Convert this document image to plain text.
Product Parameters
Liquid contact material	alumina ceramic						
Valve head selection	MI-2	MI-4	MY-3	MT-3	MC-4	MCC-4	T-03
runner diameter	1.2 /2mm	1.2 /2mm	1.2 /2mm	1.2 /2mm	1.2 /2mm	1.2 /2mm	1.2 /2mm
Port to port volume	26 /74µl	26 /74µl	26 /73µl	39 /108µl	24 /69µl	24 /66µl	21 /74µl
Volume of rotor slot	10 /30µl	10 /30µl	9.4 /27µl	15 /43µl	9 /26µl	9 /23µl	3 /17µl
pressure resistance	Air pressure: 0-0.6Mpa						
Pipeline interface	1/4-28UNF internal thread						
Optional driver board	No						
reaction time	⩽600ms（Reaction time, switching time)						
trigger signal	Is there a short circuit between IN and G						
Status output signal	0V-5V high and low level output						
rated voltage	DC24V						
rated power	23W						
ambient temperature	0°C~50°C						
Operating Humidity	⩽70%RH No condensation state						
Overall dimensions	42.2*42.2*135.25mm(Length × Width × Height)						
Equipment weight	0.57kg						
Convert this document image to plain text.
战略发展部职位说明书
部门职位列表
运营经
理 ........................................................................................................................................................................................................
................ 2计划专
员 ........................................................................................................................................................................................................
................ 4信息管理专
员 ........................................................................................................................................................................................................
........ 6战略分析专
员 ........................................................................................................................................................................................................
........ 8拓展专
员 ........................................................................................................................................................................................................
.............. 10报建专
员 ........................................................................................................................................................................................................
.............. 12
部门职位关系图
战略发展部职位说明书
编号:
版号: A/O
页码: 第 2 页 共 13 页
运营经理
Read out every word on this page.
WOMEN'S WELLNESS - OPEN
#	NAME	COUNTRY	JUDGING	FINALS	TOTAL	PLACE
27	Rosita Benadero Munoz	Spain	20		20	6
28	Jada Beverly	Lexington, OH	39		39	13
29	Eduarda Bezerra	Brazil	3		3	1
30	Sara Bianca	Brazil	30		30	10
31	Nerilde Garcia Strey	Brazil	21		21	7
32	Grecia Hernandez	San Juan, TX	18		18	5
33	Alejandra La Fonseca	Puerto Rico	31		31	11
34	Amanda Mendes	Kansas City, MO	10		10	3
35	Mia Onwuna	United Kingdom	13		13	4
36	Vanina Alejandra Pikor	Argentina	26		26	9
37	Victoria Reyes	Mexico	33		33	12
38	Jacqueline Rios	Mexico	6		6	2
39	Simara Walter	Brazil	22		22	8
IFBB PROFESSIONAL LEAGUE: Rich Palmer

- - -

#### What to work on
Copy the entries above exactly, leaving none out.

#### Result of the exercise
Convert this document image to plain text.
Product Parameters
Liquid contact material	alumina ceramic						
Valve head selection	MI-2	MI-4	MY-3	MT-3	MC-4	MCC-4	T-03
runner diameter	1.2 /2mm	1.2 /2mm	1.2 /2mm	1.2 /2mm	1.2 /2mm	1.2 /2mm	1.2 /2mm
Port to port volume	26 /74µl	26 /74µl	26 /73µl	39 /108µl	24 /69µl	24 /66µl	21 /74µl
Volume of rotor slot	10 /30µl	10 /30µl	9.4 /27µl	15 /43µl	9 /26µl	9 /23µl	3 /17µl
pressure resistance	Air pressure: 0-0.6Mpa						
Pipeline interface	1/4-28UNF internal thread						
Optional driver board	No						
reaction time	⩽600ms（Reaction time, switching time)						
trigger signal	Is there a short circuit between IN and G						
Status output signal	0V-5V high and low level output						
rated voltage	DC24V						
rated power	23W						
ambient temperature	0°C~50°C						
Operating Humidity	⩽70%RH No condensation state						
Overall dimensions	42.2*42.2*135.25mm(Length × Width × Height)						
Equipment weight	0.57kg						
Convert this document image to plain text.
战略发展部职位说明书
部门职位列表
运营经
理 ........................................................................................................................................................................................................
................ 2计划专
员 ........................................................................................................................................................................................................
................ 4信息管理专
员 ........................................................................................................................................................................................................
........ 6战略分析专
员 ........................................................................................................................................................................................................
........ 8拓展专
员 ........................................................................................................................................................................................................
.............. 10报建专
员 ........................................................................................................................................................................................................
.............. 12
部门职位关系图
战略发展部职位说明书
编号:
版号: A/O
页码: 第 2 页 共 13 页
运营经理
Read out every word on this page.
WOMEN'S WELLNESS - OPEN
#	NAME	COUNTRY	JUDGING	FINALS	TOTAL	PLACE
27	Rosita Benadero Munoz	Spain	20		20	6
28	Jada Beverly	Lexington, OH	39		39	13
29	Eduarda Bezerra	Brazil	3		3	1
30	Sara Bianca	Brazil	30		30	10
31	Nerilde Garcia Strey	Brazil	21		21	7
32	Grecia Hernandez	San Juan, TX	18		18	5
33	Alejandra La Fonseca	Puerto Rico	31		31	11
34	Amanda Mendes	Kansas City, MO	10		10	3
35	Mia Onwuna	United Kingdom	13		13	4
36	Vanina Alejandra Pikor	Argentina	26		26	9
37	Victoria Reyes	Mexico	33		33	12
38	Jacqueline Rios	Mexico	6		6	2
39	Simara Walter	Brazil	22		22	8
IFBB PROFESSIONAL LEAGUE: Rich Palmer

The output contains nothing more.